What you should do: Reproduce every entry that follows word for word, but omit the images.

--

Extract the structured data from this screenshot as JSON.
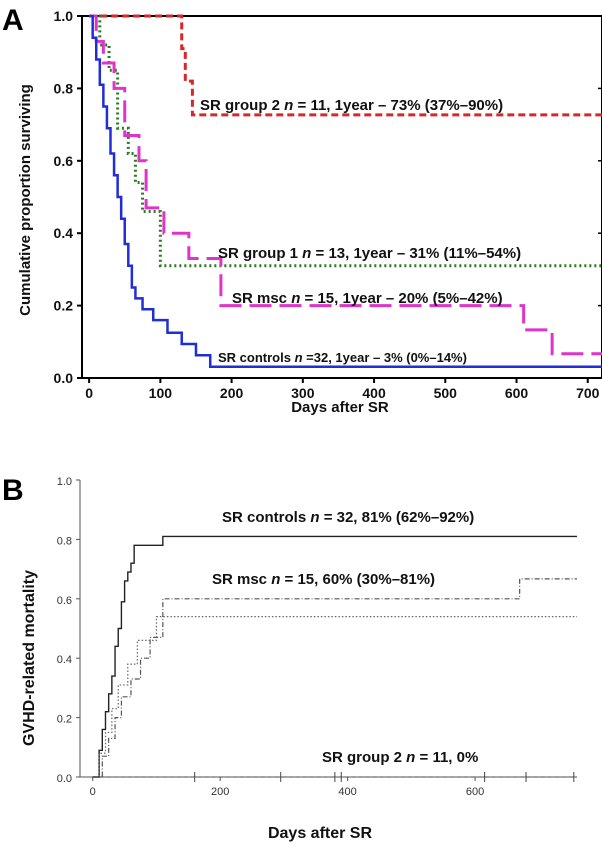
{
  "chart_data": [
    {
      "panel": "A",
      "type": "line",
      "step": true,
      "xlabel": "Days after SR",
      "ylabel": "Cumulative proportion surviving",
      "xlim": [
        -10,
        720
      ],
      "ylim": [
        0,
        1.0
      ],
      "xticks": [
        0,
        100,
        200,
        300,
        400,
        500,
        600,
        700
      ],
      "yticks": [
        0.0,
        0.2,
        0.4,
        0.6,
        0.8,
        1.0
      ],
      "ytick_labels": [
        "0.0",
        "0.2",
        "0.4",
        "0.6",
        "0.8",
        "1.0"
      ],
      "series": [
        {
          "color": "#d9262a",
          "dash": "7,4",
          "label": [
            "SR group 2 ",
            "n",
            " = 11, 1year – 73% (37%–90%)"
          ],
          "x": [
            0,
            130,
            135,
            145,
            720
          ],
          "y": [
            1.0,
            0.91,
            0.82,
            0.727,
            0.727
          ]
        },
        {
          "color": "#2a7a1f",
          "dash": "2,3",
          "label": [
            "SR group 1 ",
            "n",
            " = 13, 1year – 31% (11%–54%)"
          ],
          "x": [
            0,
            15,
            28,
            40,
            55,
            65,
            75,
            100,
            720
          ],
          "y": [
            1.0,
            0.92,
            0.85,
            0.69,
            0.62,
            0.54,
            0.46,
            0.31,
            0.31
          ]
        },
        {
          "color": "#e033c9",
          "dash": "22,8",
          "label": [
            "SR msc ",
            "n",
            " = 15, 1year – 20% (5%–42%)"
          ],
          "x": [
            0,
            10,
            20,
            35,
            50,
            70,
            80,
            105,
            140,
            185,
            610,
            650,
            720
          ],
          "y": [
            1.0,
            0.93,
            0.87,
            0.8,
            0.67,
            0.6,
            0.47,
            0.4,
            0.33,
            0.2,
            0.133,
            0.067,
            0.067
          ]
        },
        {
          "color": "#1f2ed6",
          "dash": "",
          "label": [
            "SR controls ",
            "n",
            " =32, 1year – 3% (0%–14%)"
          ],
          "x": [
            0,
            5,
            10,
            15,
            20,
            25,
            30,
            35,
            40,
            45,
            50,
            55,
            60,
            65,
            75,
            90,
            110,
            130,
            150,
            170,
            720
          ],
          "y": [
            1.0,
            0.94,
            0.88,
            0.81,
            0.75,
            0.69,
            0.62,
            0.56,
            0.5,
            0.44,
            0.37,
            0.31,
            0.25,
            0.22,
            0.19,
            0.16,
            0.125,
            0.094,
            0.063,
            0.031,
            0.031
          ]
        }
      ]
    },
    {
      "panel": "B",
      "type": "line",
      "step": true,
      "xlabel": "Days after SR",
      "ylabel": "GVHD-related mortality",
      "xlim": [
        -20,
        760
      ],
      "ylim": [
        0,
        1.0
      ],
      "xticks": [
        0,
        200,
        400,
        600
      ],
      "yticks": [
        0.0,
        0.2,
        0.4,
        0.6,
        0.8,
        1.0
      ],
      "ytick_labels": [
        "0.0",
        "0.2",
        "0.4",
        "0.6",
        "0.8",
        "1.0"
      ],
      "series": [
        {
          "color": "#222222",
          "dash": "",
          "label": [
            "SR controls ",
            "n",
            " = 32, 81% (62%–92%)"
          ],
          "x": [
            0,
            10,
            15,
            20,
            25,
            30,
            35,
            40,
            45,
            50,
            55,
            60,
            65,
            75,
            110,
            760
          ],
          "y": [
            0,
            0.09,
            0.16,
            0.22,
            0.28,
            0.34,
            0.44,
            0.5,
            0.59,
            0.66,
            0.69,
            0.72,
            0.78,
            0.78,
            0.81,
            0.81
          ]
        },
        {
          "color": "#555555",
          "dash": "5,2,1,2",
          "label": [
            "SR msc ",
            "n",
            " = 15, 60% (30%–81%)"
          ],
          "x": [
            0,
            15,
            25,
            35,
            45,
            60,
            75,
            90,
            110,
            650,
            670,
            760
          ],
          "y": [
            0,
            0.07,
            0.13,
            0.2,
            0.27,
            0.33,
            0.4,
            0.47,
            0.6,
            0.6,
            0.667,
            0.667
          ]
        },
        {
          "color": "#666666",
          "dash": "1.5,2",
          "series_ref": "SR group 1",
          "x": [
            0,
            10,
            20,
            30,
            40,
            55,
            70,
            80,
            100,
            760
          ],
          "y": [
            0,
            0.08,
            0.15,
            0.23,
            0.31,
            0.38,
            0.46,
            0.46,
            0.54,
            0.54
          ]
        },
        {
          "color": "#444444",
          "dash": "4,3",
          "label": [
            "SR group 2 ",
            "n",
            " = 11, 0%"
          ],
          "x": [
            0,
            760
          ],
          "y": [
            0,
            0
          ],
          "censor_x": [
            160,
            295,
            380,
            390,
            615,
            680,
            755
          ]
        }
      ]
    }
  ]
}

--

Written response:
Extract the structured data from this screenshot as JSON.
{
  "chart_data": [
    {
      "panel": "A",
      "type": "line",
      "step": true,
      "xlabel": "Days after SR",
      "ylabel": "Cumulative proportion surviving",
      "xlim": [
        -10,
        720
      ],
      "ylim": [
        0,
        1.0
      ],
      "xticks": [
        0,
        100,
        200,
        300,
        400,
        500,
        600,
        700
      ],
      "yticks": [
        0.0,
        0.2,
        0.4,
        0.6,
        0.8,
        1.0
      ],
      "ytick_labels": [
        "0.0",
        "0.2",
        "0.4",
        "0.6",
        "0.8",
        "1.0"
      ],
      "series": [
        {
          "color": "#d9262a",
          "dash": "7,4",
          "label": [
            "SR group 2 ",
            "n",
            " = 11, 1year – 73% (37%–90%)"
          ],
          "x": [
            0,
            130,
            135,
            145,
            720
          ],
          "y": [
            1.0,
            0.91,
            0.82,
            0.727,
            0.727
          ]
        },
        {
          "color": "#2a7a1f",
          "dash": "2,3",
          "label": [
            "SR group 1 ",
            "n",
            " = 13, 1year – 31% (11%–54%)"
          ],
          "x": [
            0,
            15,
            28,
            40,
            55,
            65,
            75,
            100,
            720
          ],
          "y": [
            1.0,
            0.92,
            0.85,
            0.69,
            0.62,
            0.54,
            0.46,
            0.31,
            0.31
          ]
        },
        {
          "color": "#e033c9",
          "dash": "22,8",
          "label": [
            "SR msc ",
            "n",
            " = 15, 1year – 20% (5%–42%)"
          ],
          "x": [
            0,
            10,
            20,
            35,
            50,
            70,
            80,
            105,
            140,
            185,
            610,
            650,
            720
          ],
          "y": [
            1.0,
            0.93,
            0.87,
            0.8,
            0.67,
            0.6,
            0.47,
            0.4,
            0.33,
            0.2,
            0.133,
            0.067,
            0.067
          ]
        },
        {
          "color": "#1f2ed6",
          "dash": "",
          "label": [
            "SR controls ",
            "n",
            " =32, 1year – 3% (0%–14%)"
          ],
          "x": [
            0,
            5,
            10,
            15,
            20,
            25,
            30,
            35,
            40,
            45,
            50,
            55,
            60,
            65,
            75,
            90,
            110,
            130,
            150,
            170,
            720
          ],
          "y": [
            1.0,
            0.94,
            0.88,
            0.81,
            0.75,
            0.69,
            0.62,
            0.56,
            0.5,
            0.44,
            0.37,
            0.31,
            0.25,
            0.22,
            0.19,
            0.16,
            0.125,
            0.094,
            0.063,
            0.031,
            0.031
          ]
        }
      ]
    },
    {
      "panel": "B",
      "type": "line",
      "step": true,
      "xlabel": "Days after SR",
      "ylabel": "GVHD-related mortality",
      "xlim": [
        -20,
        760
      ],
      "ylim": [
        0,
        1.0
      ],
      "xticks": [
        0,
        200,
        400,
        600
      ],
      "yticks": [
        0.0,
        0.2,
        0.4,
        0.6,
        0.8,
        1.0
      ],
      "ytick_labels": [
        "0.0",
        "0.2",
        "0.4",
        "0.6",
        "0.8",
        "1.0"
      ],
      "series": [
        {
          "color": "#222222",
          "dash": "",
          "label": [
            "SR controls ",
            "n",
            " = 32, 81% (62%–92%)"
          ],
          "x": [
            0,
            10,
            15,
            20,
            25,
            30,
            35,
            40,
            45,
            50,
            55,
            60,
            65,
            75,
            110,
            760
          ],
          "y": [
            0,
            0.09,
            0.16,
            0.22,
            0.28,
            0.34,
            0.44,
            0.5,
            0.59,
            0.66,
            0.69,
            0.72,
            0.78,
            0.78,
            0.81,
            0.81
          ]
        },
        {
          "color": "#555555",
          "dash": "5,2,1,2",
          "label": [
            "SR msc ",
            "n",
            " = 15, 60% (30%–81%)"
          ],
          "x": [
            0,
            15,
            25,
            35,
            45,
            60,
            75,
            90,
            110,
            650,
            670,
            760
          ],
          "y": [
            0,
            0.07,
            0.13,
            0.2,
            0.27,
            0.33,
            0.4,
            0.47,
            0.6,
            0.6,
            0.667,
            0.667
          ]
        },
        {
          "color": "#666666",
          "dash": "1.5,2",
          "series_ref": "SR group 1",
          "x": [
            0,
            10,
            20,
            30,
            40,
            55,
            70,
            80,
            100,
            760
          ],
          "y": [
            0,
            0.08,
            0.15,
            0.23,
            0.31,
            0.38,
            0.46,
            0.46,
            0.54,
            0.54
          ]
        },
        {
          "color": "#444444",
          "dash": "4,3",
          "label": [
            "SR group 2 ",
            "n",
            " = 11, 0%"
          ],
          "x": [
            0,
            760
          ],
          "y": [
            0,
            0
          ],
          "censor_x": [
            160,
            295,
            380,
            390,
            615,
            680,
            755
          ]
        }
      ]
    }
  ]
}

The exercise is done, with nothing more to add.